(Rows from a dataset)
============
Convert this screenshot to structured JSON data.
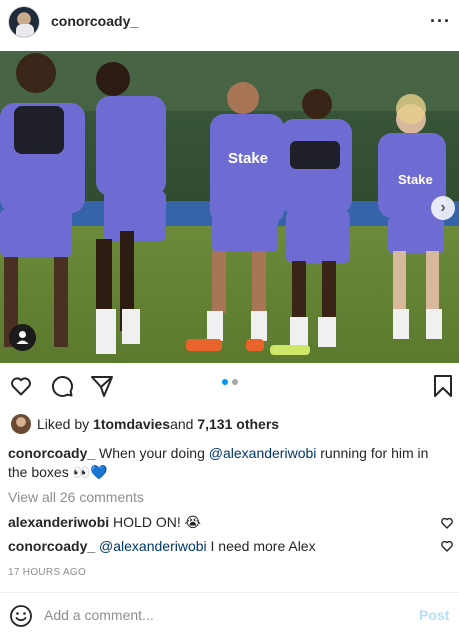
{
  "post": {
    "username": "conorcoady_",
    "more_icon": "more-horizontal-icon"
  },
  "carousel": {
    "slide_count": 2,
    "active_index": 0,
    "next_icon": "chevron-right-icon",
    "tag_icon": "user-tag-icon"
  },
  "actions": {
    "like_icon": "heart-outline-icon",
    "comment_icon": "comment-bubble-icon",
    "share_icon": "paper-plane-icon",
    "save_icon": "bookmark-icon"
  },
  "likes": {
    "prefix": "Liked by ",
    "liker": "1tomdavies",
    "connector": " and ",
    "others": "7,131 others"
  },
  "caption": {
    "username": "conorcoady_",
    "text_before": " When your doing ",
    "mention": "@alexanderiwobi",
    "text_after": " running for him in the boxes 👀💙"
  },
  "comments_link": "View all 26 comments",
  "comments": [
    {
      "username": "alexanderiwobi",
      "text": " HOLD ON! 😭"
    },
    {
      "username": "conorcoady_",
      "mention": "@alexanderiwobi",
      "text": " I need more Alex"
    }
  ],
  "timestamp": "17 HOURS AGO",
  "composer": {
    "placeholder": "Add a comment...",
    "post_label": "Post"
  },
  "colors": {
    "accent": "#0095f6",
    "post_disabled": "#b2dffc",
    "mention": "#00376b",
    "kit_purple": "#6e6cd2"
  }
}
============
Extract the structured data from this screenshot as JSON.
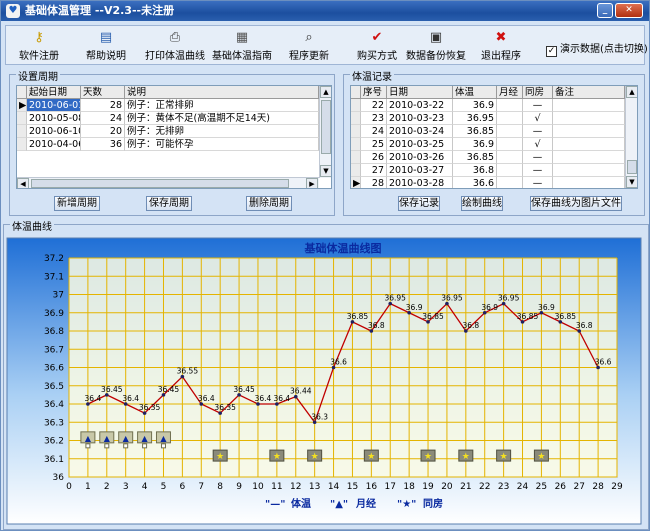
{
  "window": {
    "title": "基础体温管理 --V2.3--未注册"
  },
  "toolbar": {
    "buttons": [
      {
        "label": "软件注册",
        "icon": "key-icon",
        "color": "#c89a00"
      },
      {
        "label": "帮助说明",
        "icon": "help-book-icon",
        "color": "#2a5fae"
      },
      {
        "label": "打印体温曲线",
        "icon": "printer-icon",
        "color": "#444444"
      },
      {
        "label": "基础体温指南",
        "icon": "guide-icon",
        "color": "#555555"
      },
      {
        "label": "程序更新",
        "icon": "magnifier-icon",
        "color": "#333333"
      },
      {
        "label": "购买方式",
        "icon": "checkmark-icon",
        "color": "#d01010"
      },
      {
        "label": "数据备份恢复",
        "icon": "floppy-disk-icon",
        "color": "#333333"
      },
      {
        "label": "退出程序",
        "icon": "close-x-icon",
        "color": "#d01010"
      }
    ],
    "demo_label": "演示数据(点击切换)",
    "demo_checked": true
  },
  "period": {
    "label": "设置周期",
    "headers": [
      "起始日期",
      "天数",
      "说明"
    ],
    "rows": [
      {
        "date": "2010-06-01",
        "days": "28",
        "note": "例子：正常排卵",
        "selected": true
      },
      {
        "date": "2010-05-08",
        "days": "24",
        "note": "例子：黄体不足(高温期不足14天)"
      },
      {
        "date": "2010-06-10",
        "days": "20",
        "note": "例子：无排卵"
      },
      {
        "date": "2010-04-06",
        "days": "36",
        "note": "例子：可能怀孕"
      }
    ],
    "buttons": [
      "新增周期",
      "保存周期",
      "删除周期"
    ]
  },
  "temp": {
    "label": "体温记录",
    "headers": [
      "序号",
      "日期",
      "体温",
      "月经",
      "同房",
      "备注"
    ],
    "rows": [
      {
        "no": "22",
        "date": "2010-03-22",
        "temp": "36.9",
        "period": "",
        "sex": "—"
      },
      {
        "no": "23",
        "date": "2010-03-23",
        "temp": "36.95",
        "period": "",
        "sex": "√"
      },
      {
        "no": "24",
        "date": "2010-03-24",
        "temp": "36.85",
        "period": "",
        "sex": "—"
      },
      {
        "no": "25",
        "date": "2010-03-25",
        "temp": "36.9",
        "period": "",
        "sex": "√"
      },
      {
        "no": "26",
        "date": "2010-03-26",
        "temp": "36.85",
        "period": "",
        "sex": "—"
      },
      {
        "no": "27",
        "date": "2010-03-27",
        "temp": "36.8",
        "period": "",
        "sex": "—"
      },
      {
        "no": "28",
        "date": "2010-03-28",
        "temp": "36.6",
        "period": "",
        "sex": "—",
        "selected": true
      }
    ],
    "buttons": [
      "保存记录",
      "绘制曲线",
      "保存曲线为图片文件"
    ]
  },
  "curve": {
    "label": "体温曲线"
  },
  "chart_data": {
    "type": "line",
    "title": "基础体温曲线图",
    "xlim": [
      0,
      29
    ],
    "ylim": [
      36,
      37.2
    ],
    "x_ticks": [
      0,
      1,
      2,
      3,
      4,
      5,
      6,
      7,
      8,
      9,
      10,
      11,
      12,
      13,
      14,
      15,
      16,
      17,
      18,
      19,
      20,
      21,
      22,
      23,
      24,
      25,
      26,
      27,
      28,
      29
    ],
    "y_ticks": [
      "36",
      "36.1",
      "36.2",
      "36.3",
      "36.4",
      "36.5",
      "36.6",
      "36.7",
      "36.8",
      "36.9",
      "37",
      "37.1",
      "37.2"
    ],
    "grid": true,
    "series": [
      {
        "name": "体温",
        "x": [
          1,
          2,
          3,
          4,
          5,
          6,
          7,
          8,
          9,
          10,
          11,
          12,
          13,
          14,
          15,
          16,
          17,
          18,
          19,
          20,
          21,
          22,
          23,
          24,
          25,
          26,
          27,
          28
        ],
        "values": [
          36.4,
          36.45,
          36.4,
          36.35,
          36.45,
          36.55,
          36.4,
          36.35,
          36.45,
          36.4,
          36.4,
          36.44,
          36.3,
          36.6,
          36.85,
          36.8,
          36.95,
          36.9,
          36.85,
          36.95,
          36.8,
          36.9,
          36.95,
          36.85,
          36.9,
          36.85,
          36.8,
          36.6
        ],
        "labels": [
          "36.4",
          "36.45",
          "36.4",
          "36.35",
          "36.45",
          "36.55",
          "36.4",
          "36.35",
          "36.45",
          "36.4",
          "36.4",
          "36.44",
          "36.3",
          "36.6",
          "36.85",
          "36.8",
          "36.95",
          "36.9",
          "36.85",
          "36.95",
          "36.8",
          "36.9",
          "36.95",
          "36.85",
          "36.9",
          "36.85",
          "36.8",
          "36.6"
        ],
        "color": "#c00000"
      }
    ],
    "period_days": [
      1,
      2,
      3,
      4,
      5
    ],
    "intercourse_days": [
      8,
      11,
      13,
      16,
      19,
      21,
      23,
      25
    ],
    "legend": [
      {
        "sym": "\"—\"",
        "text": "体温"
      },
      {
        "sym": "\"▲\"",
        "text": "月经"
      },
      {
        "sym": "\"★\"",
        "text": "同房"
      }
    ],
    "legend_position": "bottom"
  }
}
============
Go through the material above and count the lines that contain "more"; give that number alone.

2